───── Data provided ─────
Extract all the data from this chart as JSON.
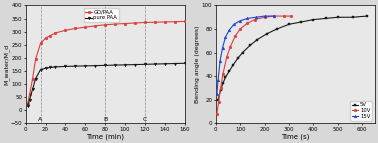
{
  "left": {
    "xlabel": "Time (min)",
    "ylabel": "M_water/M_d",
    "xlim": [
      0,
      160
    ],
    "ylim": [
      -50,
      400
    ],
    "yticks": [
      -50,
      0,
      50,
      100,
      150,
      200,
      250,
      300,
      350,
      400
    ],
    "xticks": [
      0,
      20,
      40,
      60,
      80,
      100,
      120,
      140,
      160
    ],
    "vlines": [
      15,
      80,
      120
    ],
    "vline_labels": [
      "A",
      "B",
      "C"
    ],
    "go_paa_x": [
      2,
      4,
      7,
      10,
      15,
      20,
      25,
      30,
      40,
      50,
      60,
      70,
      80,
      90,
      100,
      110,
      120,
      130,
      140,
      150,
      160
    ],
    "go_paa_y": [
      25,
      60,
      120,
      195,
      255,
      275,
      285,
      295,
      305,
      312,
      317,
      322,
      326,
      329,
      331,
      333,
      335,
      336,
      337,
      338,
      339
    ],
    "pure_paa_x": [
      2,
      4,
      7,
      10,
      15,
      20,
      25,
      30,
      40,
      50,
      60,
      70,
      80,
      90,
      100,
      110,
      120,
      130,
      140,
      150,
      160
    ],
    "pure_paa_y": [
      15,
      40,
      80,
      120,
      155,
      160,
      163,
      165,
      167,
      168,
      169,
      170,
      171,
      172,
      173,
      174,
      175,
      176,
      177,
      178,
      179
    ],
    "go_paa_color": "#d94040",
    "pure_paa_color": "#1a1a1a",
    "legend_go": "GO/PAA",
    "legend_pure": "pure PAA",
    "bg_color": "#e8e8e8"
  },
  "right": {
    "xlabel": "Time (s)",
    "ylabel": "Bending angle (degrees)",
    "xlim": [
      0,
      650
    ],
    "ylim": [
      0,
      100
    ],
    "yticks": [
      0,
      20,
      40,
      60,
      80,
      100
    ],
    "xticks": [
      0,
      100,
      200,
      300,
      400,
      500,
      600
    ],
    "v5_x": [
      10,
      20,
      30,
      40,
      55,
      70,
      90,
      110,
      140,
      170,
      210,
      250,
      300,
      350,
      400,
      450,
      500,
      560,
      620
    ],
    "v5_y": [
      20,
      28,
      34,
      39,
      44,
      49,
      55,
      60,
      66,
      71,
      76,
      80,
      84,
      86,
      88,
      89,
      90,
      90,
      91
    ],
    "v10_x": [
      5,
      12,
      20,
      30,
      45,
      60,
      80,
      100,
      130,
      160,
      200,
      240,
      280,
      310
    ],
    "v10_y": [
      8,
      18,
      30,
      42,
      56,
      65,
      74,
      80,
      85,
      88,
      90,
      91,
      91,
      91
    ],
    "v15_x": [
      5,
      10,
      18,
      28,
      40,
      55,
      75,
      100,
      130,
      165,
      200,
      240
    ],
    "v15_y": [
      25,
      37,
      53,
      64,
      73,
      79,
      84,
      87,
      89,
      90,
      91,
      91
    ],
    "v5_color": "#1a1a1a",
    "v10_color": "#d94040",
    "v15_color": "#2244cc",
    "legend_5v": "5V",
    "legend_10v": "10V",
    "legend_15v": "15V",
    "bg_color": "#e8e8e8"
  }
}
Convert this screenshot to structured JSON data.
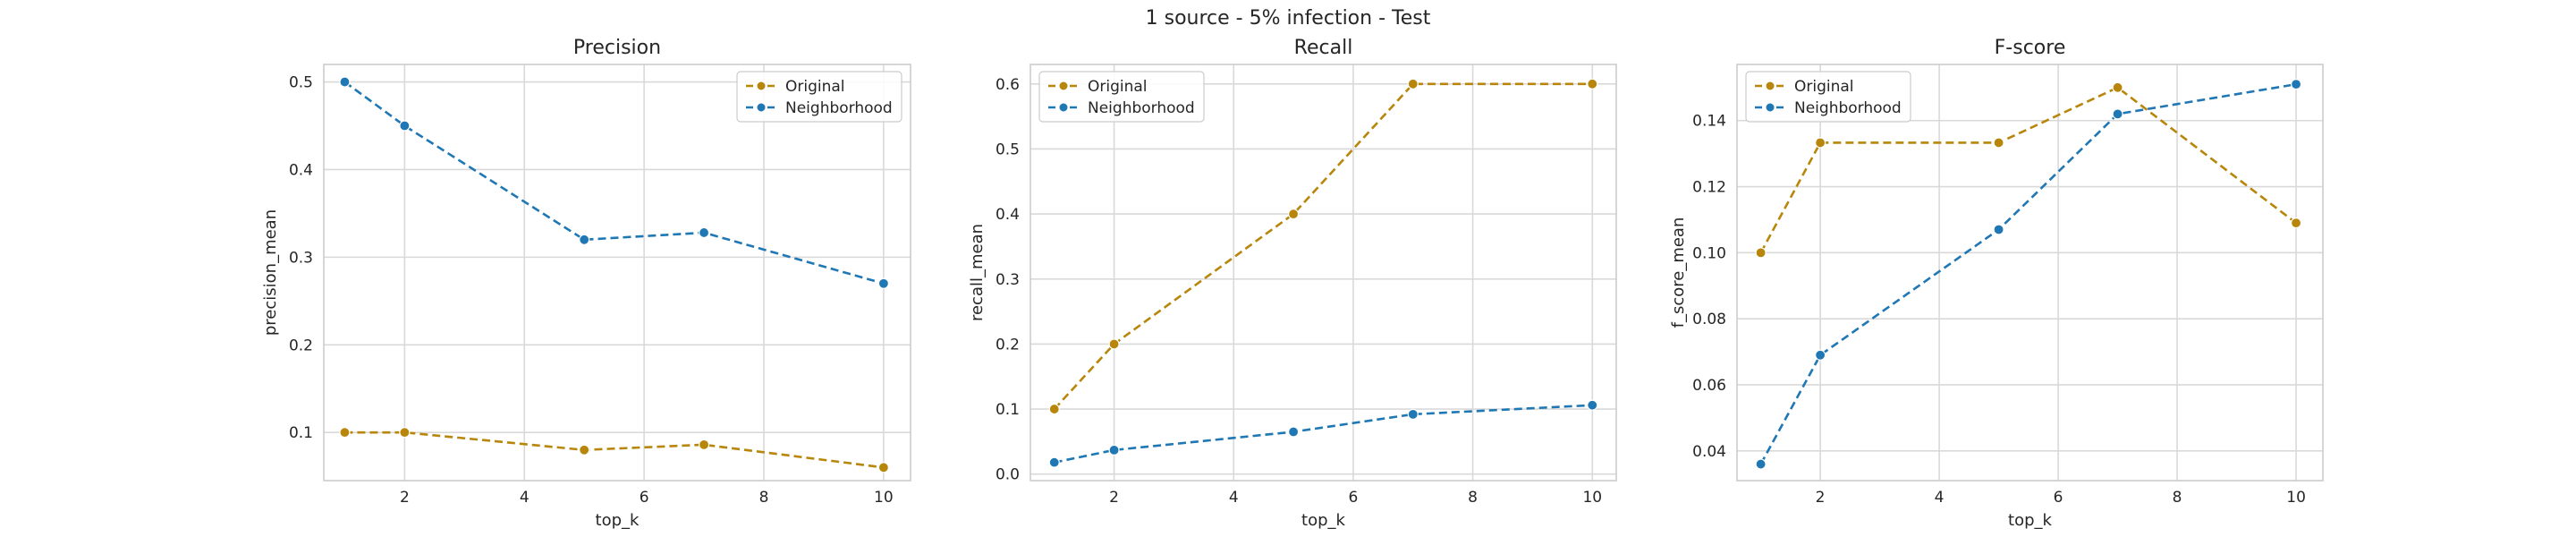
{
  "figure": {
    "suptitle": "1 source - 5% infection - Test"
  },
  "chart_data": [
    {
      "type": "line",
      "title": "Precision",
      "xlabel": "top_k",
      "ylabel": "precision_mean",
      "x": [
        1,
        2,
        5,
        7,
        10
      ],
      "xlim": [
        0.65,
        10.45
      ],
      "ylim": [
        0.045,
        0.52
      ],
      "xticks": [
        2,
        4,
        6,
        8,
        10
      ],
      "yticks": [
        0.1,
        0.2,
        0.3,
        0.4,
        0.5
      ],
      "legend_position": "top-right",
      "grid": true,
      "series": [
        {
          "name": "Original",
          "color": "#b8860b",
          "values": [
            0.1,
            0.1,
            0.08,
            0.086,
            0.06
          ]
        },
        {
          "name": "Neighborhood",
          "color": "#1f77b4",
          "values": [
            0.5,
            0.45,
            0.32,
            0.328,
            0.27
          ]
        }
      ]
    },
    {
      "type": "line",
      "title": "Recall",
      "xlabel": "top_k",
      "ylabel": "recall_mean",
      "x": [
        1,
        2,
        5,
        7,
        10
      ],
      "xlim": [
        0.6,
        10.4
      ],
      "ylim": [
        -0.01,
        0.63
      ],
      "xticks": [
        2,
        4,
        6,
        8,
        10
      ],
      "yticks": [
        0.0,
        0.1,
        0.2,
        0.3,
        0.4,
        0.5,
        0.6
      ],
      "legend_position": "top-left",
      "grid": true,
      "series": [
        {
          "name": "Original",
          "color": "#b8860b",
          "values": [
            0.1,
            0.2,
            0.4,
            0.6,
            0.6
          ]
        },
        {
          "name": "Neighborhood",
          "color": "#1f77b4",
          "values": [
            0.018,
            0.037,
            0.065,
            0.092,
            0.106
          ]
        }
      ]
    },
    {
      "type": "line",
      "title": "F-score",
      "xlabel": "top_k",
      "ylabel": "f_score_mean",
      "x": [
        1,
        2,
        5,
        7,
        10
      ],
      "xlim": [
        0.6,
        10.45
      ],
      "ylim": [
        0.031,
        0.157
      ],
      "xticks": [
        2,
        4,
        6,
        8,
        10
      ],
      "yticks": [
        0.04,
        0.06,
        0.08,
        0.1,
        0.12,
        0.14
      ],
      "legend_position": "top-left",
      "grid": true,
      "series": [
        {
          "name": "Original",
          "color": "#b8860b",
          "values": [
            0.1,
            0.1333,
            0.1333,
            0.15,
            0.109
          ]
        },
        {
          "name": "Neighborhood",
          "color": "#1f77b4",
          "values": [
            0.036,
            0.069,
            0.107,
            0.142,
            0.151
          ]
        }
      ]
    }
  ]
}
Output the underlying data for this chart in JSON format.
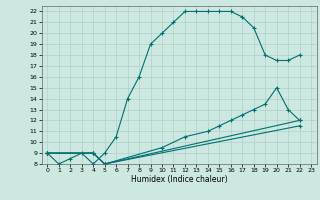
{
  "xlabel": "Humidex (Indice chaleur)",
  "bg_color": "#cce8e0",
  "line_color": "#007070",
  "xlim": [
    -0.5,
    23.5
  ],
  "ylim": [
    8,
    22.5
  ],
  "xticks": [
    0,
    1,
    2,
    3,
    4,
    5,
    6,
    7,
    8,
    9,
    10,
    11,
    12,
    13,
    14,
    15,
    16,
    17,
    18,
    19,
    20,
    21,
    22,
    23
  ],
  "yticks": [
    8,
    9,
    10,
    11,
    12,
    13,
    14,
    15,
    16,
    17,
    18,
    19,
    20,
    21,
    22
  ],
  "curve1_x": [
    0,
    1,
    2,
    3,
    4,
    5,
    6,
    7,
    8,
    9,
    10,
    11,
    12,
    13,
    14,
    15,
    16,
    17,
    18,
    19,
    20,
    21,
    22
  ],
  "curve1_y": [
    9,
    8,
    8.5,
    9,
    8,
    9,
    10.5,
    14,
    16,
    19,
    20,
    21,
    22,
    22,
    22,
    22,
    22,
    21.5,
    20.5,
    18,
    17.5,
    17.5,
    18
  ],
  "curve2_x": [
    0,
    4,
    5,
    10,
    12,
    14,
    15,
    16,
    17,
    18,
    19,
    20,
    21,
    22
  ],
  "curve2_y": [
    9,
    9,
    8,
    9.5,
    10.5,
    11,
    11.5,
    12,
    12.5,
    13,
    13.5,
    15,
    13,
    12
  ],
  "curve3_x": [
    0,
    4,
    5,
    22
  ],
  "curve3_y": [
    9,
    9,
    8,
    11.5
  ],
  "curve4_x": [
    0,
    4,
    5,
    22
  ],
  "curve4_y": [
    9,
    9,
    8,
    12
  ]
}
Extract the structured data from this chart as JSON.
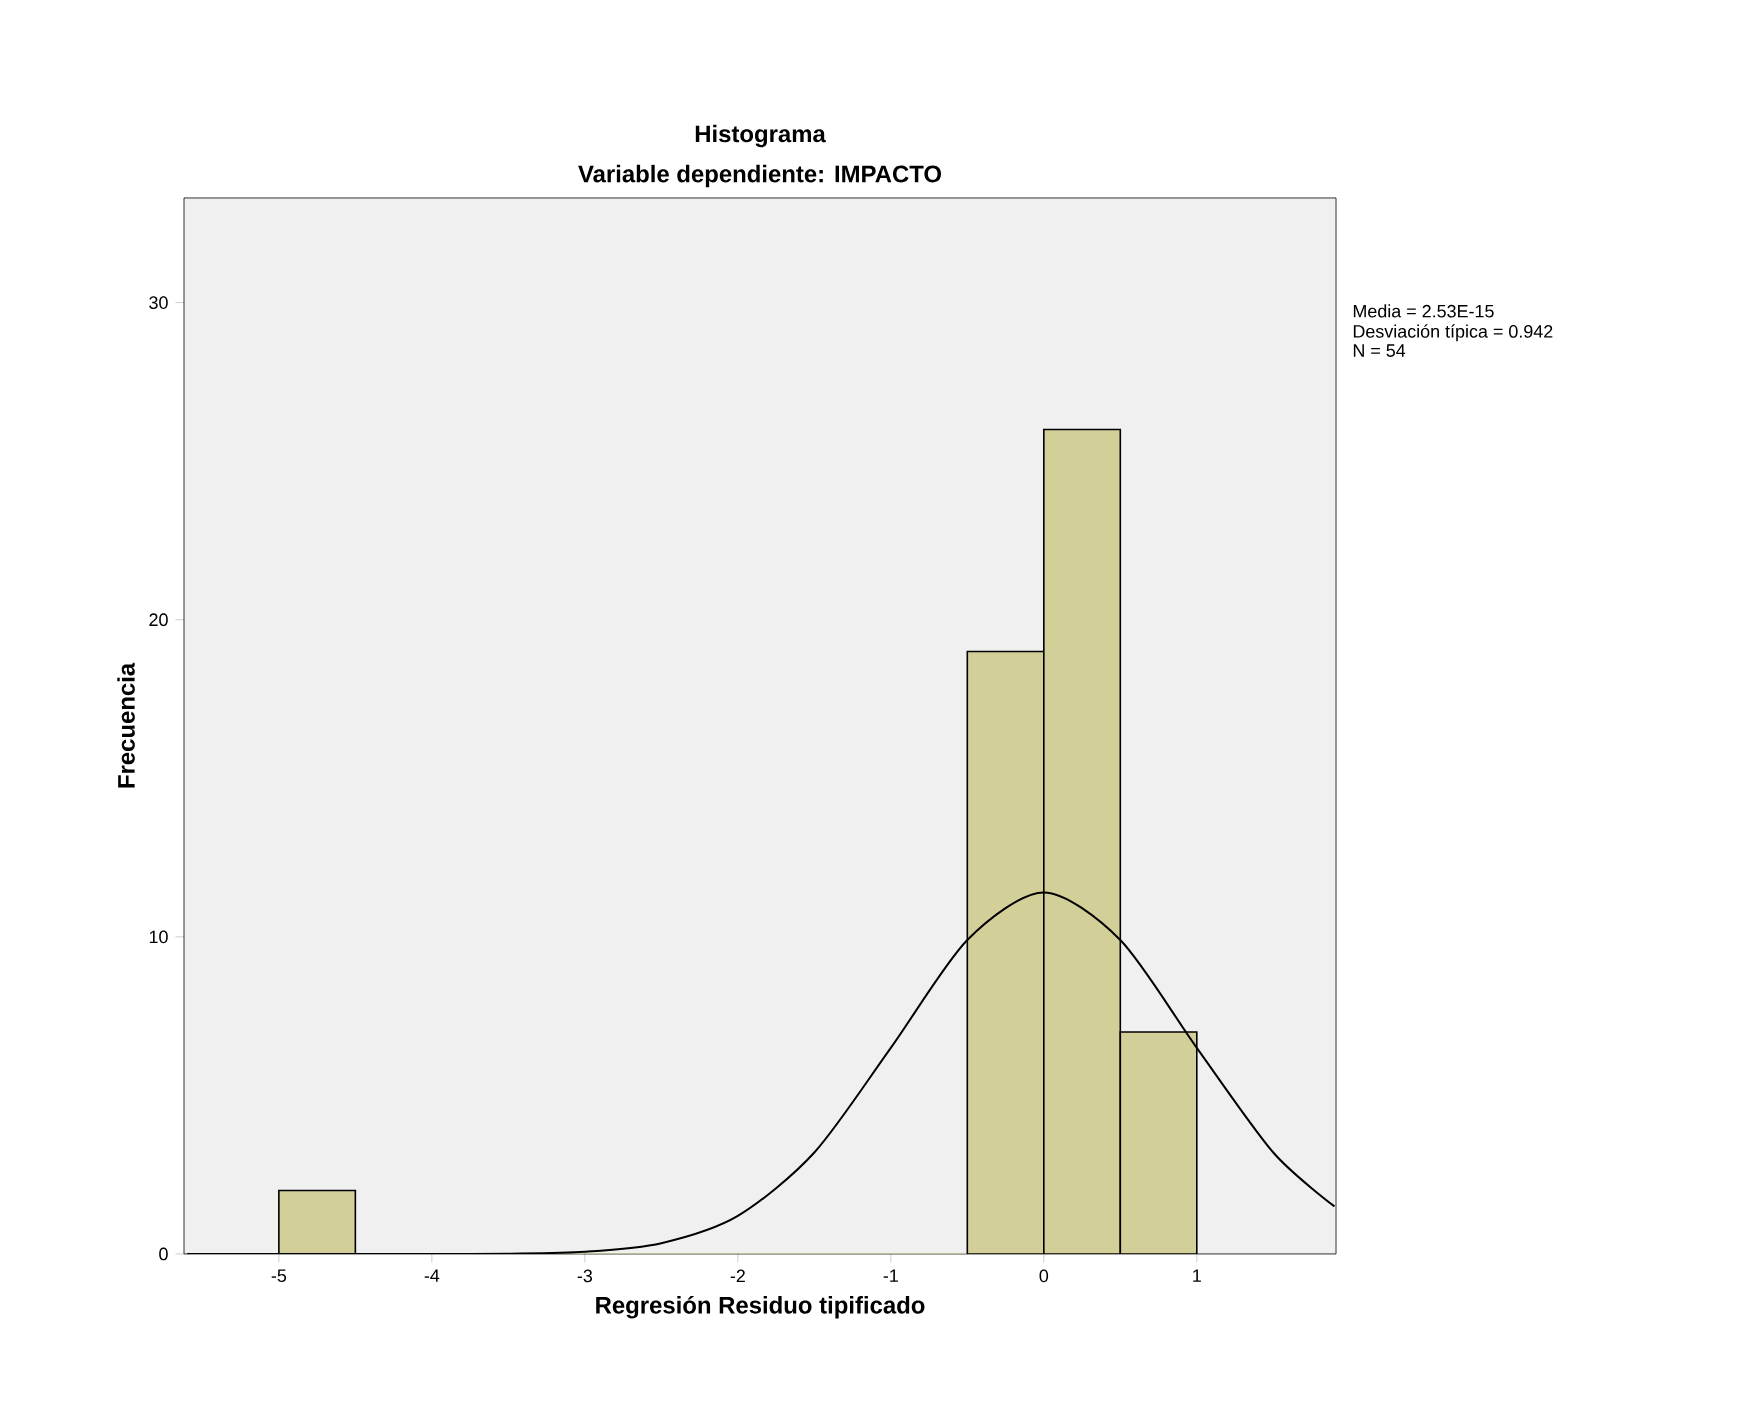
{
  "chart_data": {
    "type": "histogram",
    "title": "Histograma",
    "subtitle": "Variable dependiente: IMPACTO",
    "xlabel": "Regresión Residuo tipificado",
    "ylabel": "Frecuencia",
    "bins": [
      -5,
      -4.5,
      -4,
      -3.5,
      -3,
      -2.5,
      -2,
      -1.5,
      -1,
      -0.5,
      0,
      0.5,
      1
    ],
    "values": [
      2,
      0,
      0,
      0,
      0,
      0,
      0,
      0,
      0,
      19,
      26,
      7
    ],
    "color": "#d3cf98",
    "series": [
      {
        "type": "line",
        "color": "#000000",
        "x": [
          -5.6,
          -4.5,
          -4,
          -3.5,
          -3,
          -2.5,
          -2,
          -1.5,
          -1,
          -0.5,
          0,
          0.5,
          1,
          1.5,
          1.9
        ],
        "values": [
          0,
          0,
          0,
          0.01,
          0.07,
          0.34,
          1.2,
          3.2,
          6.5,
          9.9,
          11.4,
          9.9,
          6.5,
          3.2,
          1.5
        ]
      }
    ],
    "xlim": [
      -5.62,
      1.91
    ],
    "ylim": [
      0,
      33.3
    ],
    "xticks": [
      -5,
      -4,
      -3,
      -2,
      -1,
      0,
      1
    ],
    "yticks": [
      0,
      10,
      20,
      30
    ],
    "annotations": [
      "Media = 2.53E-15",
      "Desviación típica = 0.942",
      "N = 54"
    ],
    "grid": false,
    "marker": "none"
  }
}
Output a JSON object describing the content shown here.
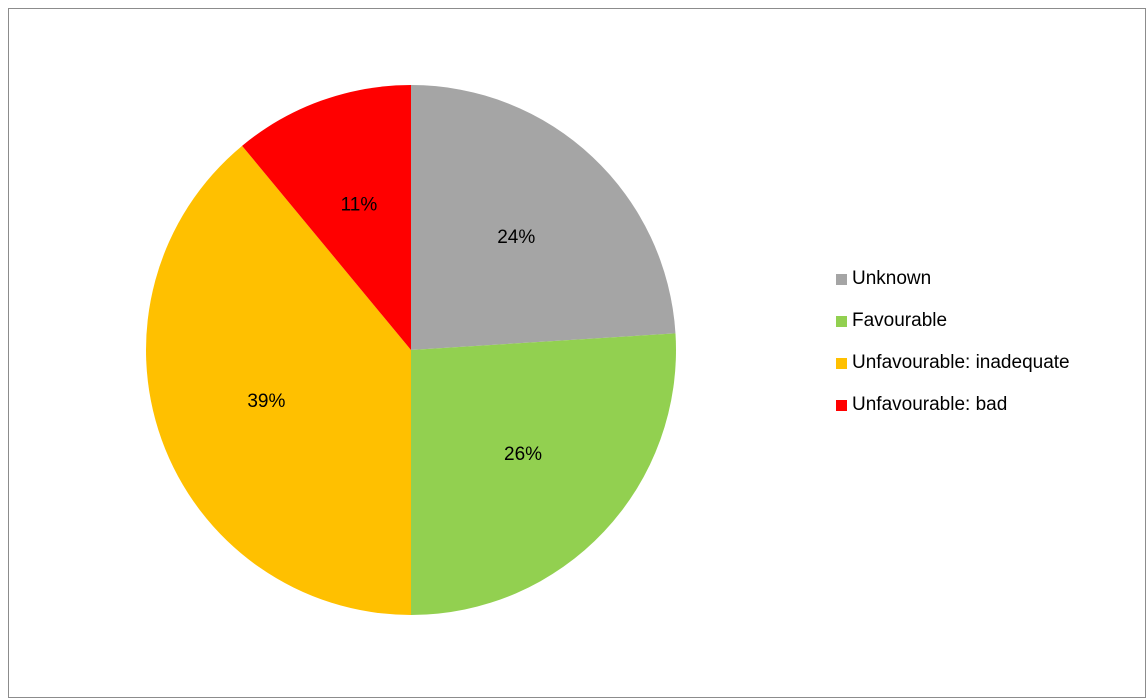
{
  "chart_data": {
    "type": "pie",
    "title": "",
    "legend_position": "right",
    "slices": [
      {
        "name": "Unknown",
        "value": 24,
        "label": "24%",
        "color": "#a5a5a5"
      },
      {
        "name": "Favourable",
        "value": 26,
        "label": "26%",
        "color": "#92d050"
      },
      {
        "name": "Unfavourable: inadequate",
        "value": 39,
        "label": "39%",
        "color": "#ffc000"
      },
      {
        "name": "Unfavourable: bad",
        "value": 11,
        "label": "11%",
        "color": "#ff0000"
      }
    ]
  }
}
─────
▶ Stated goal: All lines holding the word "structured" should be picked out and copied.

▶ Task response:
Convert this screenshot to structured JSON data.
Extract the structured data from this chart as JSON.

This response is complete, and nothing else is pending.